USING THE INFORMATION.
• 1. Repeat the text of the forum thread on long drives and drowsy driving word for word, between "Anja, I think" and "change my ways.", inclusive.
• 2. Pick up the forum thread on long drives and drowsy driving at the point where it stops, and keep writing it.

DOCUMENT TEXT.
Drowsy driving is dangerous because sleep deprivation can have similar effects on your body as drinking alcohol. Being awake for 18 hours straight makes you drive like you have a blood alcohol level of .05 (for reference, .08 is considered drunk). If you’ve been awake for a full 24 hours and drive—say, after a night where you just couldn’t fall asleep—it’s like you have a blood alcohol level of .10.
www.sleepfoundation.org/articles/drowsy-driving-vs-drunk-driving-how-similar-are-they

gmarie Mon 15-Jul-19 07:25:18

Anja, I think the problem is the length of time driving not the visit, itself. That's a l-o-n-g time to be on the road when you get up at 5:30 a.m., especially. Everyone thinks they can do it - until they can't.

Before I retired, I did home visits with students and families in my teaching capacity and, because some of my students lived hours away, I'd try to cram too many visits into a single day and end up driving home many hours later after dark. It only took ONE time of dozing off and snapping awake to see my car drifting into the next lane to make me change my ways.

It has less to do with age than with the mental impairment that gradually occurs as we become fatigued. People also drive after drinking a moderate amount thinking, "I can handle this" - until they can't - and they injure or kill someone else or themselves.

annep1 Mon 15-Jul-19 07:01:07

Maddyone has already said her husband refuses to go with her and stay a few nights.
I wouldn't expect her to do all that travelling and sharing the driving in one day. When we drive from Holyhead to Brighton we do two overnights.

Anja Mon 15-Jul-19 06:58:23

What’s your problem? He’s happy to do it amd it’s only 3 times a year. His parents are very old and must look forward to such visits.

Yes YABU

Katyj Mon 15-Jul-19 06:50:44

I'm also wondering why you don't go, surley your in laws would like to see you too.Why don't you turn it into a bit of a holiday, book into a nice hotel, for a couple of days, you could see the in laws for a short period over two or three days then .Sounds to me like he's just going out of duty and wants it over with as soon as possible.Good luck, hope he changes his mind, as he gets older this isn't going to be a good idea.

stella1949 Mon 15-Jul-19 04:13:47

I'm 70 and regularly drive 13 hours at a stretch to visit DD. But having said that, I do it in one go with just a lunch break, and after leaving at 5am I'm there for dinner at 6-30 pm.

However I wouldn't be so keen to do two longish drives in one day with a parental visit in the middle, and still driving until about midnight.

Why don't you go along and share the driving ?

RECORDS SUPPLIED.
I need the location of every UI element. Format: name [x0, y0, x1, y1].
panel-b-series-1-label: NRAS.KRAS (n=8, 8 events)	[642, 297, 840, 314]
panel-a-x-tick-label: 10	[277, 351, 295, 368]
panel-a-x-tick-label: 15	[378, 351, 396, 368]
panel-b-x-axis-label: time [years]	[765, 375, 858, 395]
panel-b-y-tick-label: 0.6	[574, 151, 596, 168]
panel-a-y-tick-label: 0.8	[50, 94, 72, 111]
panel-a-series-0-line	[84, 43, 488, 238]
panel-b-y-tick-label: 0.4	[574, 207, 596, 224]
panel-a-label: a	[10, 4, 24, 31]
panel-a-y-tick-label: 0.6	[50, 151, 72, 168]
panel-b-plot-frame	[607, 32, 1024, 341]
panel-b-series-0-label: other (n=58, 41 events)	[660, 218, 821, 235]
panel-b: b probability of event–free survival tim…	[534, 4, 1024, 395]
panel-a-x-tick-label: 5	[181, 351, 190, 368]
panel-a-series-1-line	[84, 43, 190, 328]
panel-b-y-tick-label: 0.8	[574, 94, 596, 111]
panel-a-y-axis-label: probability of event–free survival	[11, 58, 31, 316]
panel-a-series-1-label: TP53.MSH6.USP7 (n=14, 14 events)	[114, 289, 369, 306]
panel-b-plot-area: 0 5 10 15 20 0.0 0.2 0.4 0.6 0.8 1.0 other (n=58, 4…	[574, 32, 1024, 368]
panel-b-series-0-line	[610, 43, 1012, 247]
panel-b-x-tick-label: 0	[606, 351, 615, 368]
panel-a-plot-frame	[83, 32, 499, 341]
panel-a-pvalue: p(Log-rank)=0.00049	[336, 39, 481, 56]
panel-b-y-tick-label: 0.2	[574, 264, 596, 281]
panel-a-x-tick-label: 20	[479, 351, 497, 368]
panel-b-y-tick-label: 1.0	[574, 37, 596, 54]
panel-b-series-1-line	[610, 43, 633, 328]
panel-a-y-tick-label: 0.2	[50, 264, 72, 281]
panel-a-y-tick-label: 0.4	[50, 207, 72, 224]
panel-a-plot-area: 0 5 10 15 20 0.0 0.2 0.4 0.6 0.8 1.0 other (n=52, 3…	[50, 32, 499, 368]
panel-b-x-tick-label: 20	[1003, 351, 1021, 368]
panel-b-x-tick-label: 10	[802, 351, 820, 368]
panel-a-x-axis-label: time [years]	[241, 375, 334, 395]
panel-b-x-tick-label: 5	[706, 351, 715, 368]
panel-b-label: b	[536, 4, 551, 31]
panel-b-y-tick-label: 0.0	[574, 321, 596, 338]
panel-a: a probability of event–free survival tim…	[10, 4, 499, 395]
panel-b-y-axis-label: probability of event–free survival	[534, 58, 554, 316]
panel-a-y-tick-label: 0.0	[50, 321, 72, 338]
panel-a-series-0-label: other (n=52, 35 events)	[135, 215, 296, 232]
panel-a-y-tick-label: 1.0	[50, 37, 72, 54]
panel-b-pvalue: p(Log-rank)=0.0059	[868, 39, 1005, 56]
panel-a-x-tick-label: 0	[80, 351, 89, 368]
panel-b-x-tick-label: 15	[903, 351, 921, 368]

ANSWERS TO THE TASKS.
• 1.
Anja, I think the problem is the length of time driving not the visit, itself. That's a l-o-n-g time to be on the road when you get up at 5:30 a.m., especially. Everyone thinks they can do it - until they can't.

Before I retired, I did home visits with students and families in my teaching capacity and, because some of my students lived hours away, I'd try to cram too many visits into a single day and end up driving home many hours later after dark. It only took ONE time of dozing off and snapping awake to see my car drifting into the next lane to make me change my ways.

• 2.
Tommy16 Mon 15-Jul-19 01:07:10

I'm 67 still driving articulated lorries ,10 hours driving in one day is the maximum legally, spread over 15 hours ,its tiring so 18 hours is a bit much

SueH49 Mon 15-Jul-19 00:19:19

I don't see a problem. Your DH seems to be quite capable of the trip and having done it often is one he is obviously comfortable with. It is basically two four and a half hour trips with a break in between. What would he be doing in the time he is with his parents?

cornergran Mon 15-Jul-19 00:12:45

I’m wondering why you don’t visit your in-laws maddyone. Have you never gone? 500 miles in one day is a lot of driving no matter the age of the driver. . I think whoever was to be visited we would both go, share the driving and factor in an overnight stay if possible. When younger we may well have done it in a day, certainly not now as it simply would feel unsafe. So, no you aren’t being unreasonable to be concerned. In your shoes I’d be inviting myself along, sharing the driving and turning the trip into a pleasant overnight stay.

Tangerine Mon 15-Jul-19 00:02:01

Do you drive? If you did half the driving, the problem would go and, although sitting in a car for so long isn't exactly thrilling, it isn't too bad.

I suppose it depends too on how you feel about your in-laws. Do they mind that you don't go.

I would find what your husband does too much for me but we're all different.

Nannyfaraway Sun 14-Jul-19 23:01:06

Sounds too much in one day to me.
My husband has done that before but very rarely and he is 59.
We tend to do a stop over if we have to go a long way

MissAdventure Sun 14-Jul-19 22:58:39

I would be very uneasy about it, even more so because he'll be driving alone.
Sometimes someone who is losing concentration doesn't even notice it themself.